◆ List of tasks:
**A)** Return the passage from the GPS notes starting at "GPS Tracks for my" and ending at "-93.29030,  1016 ft.", copied word for word.
**B)** Answer these questions from the GPS notes:
(i) Which color marks the route from Hill Cemetery to Twin Falls?
(ii) What elevation is listed for Elsie Falls?
(iii) On what date was the Little Cow Creek entry posted?

-- START OF Selected excerpt --

GPS Tracks for land routes to Twin Falls
Red - Hill Cemetery to Twin Falls
Yellow - Upper FR-1205 route to Hamilton and Twin Falls
Blue - Upper FR-1205 route to Twin Falls
Black - Lower FR-1205 to Twin Falls

GPS Tracks for my routes into the Richland Creek Wilderness

Wednesday, November 30, 2016

Little Cow Creek, Arkansas Ozarks between Fort Douglas and Limestone

11/30/2016 - Little Cow Creek

GPS Coordinates: (Latitude, Longitude, Elevation)  
  Parking Location: 35.72578   -93.28148,  1318 ft.
  Bluffline break (east): 35.73007 -93.28952,  951 ft.  
  Little Cow Falls (5 Waterfalls): 35.72959 -93.28977,  961 ft. 
  Elsie Falls: 35.72975 -93.29030,  1016 ft.
  Norman Falls: 35.72983 -93.29095,  1053 ft.
  Cincinnati Freedom Falls: 35.72676 -93.28989,  995 ft.
  Little Cow Creek Cascade: 35.72624 -93.29025,  1006 ft.

-- END OF Selected excerpt --
-- START OF Material shown --

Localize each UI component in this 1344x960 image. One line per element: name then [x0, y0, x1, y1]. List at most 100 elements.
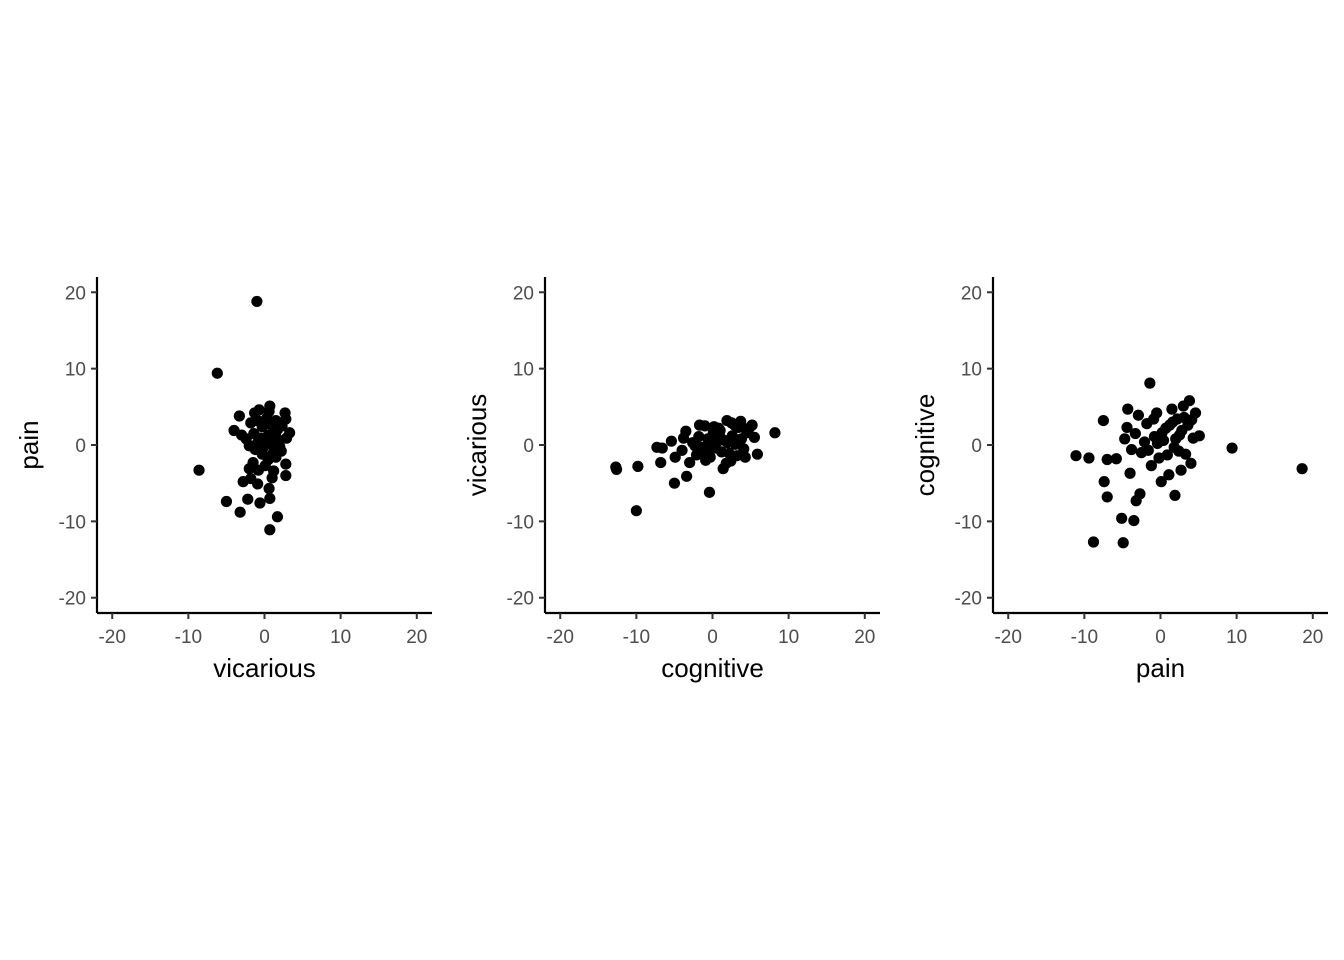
data-point	[1122, 403, 1134, 415]
y-tick-label: 10	[961, 360, 982, 381]
data-point	[260, 434, 272, 447]
data-point	[249, 443, 261, 456]
y-tick-label: 20	[961, 283, 982, 304]
data-point	[1142, 444, 1154, 456]
data-point	[1151, 437, 1164, 450]
data-point	[284, 427, 296, 439]
data-point	[1176, 424, 1188, 437]
data-point	[253, 404, 265, 416]
data-point	[665, 435, 677, 447]
data-point	[743, 422, 755, 434]
data-point	[731, 450, 743, 462]
data-point	[1125, 443, 1138, 456]
data-point	[1101, 491, 1113, 503]
data-point	[751, 448, 764, 460]
x-tick-label: 20	[854, 627, 875, 648]
data-point	[738, 443, 750, 455]
data-point	[254, 497, 266, 509]
x-tick-label: -10	[1071, 627, 1098, 648]
data-point	[720, 457, 732, 469]
x-axis-title: pain	[1136, 653, 1185, 683]
data-point	[245, 473, 257, 485]
y-axis-title: pain	[14, 420, 44, 469]
data-point	[271, 511, 284, 523]
x-tick-label: -10	[623, 627, 650, 648]
y-tick-label: 20	[65, 283, 86, 304]
data-point	[1119, 433, 1131, 445]
y-tick-label: 10	[513, 360, 534, 381]
data-points	[193, 295, 296, 536]
y-tick-label: -20	[507, 589, 534, 610]
data-point	[708, 421, 720, 433]
data-point	[703, 486, 716, 498]
y-tick-label: -10	[59, 512, 86, 533]
data-point	[1129, 427, 1141, 440]
data-point	[234, 506, 246, 518]
y-tick-label: -20	[59, 589, 86, 610]
data-point	[1101, 453, 1113, 466]
data-point	[1087, 536, 1100, 548]
y-tick-label: 10	[65, 360, 86, 381]
data-point	[656, 442, 668, 454]
y-tick-label: 0	[75, 436, 86, 457]
x-tick-label: 10	[778, 627, 799, 648]
data-point	[1083, 452, 1095, 464]
data-point	[247, 456, 259, 469]
x-tick-label: 0	[1155, 627, 1166, 648]
data-point	[1185, 457, 1197, 469]
data-points	[610, 414, 781, 517]
data-point	[1193, 430, 1205, 442]
data-point	[211, 367, 223, 379]
data-point	[1098, 476, 1110, 488]
x-axis-title: vicarious	[213, 653, 316, 683]
x-tick-label: 0	[259, 627, 270, 648]
data-point	[274, 440, 286, 453]
data-point	[1226, 442, 1238, 454]
x-tick-label: 0	[707, 627, 718, 648]
data-point	[681, 470, 693, 482]
data-point	[715, 432, 727, 444]
x-tick-label: 10	[330, 627, 351, 648]
data-point	[271, 424, 284, 436]
data-point	[1121, 421, 1133, 434]
data-point	[1132, 409, 1145, 421]
data-point	[693, 431, 705, 443]
data-point	[739, 451, 751, 463]
data-point	[280, 458, 292, 470]
data-point	[270, 414, 282, 427]
x-tick-label: 20	[1302, 627, 1323, 648]
data-point	[220, 495, 233, 508]
data-point	[610, 463, 623, 476]
data-point	[264, 492, 276, 505]
data-point	[735, 433, 748, 445]
data-point	[263, 482, 275, 495]
data-point	[668, 477, 681, 489]
data-point	[1117, 537, 1129, 549]
data-point	[1296, 463, 1308, 475]
data-point	[1161, 449, 1173, 461]
data-point	[693, 419, 706, 431]
data-point	[1124, 467, 1136, 479]
data-point	[1186, 414, 1198, 426]
y-tick-label: 0	[523, 436, 534, 457]
y-tick-label: -10	[955, 512, 982, 533]
data-point	[1097, 414, 1109, 427]
data-point	[1128, 515, 1140, 527]
y-axis-title: cognitive	[910, 394, 940, 497]
data-point	[1155, 476, 1167, 488]
data-point	[676, 444, 688, 456]
data-points	[1070, 377, 1308, 549]
data-point	[1170, 433, 1182, 445]
data-point	[1183, 395, 1196, 407]
scatter-panel-1: -20 -10 0 10 20 -20 -10 0 10 20 vicarious pain	[14, 277, 432, 683]
data-point	[233, 410, 245, 422]
data-point	[1134, 488, 1146, 500]
data-point	[1156, 427, 1168, 439]
data-point	[268, 465, 280, 477]
scatter-panel-3: -20 -10 0 10 20 -20 -10 0 10 20 pain cognitive	[910, 277, 1328, 683]
data-point	[1167, 416, 1179, 428]
data-point	[1173, 445, 1185, 457]
data-point	[1110, 453, 1122, 465]
data-point	[632, 460, 644, 472]
data-point	[1169, 489, 1181, 501]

-- END OF Material shown --

◆ Worked answers:
**A)**
GPS Tracks for my routes into the Richland Creek Wilderness

Wednesday, November 30, 2016

Little Cow Creek, Arkansas Ozarks between Fort Douglas and Limestone

11/30/2016 - Little Cow Creek

GPS Coordinates: (Latitude, Longitude, Elevation)  
  Parking Location: 35.72578   -93.28148,  1318 ft.
  Bluffline break (east): 35.73007 -93.28952,  951 ft.  
  Little Cow Falls (5 Waterfalls): 35.72959 -93.28977,  961 ft. 
  Elsie Falls: 35.72975 -93.29030,  1016 ft.

**B)**
(i) Red
(ii) 1016 ft.
(iii) Wednesday, November 30, 2016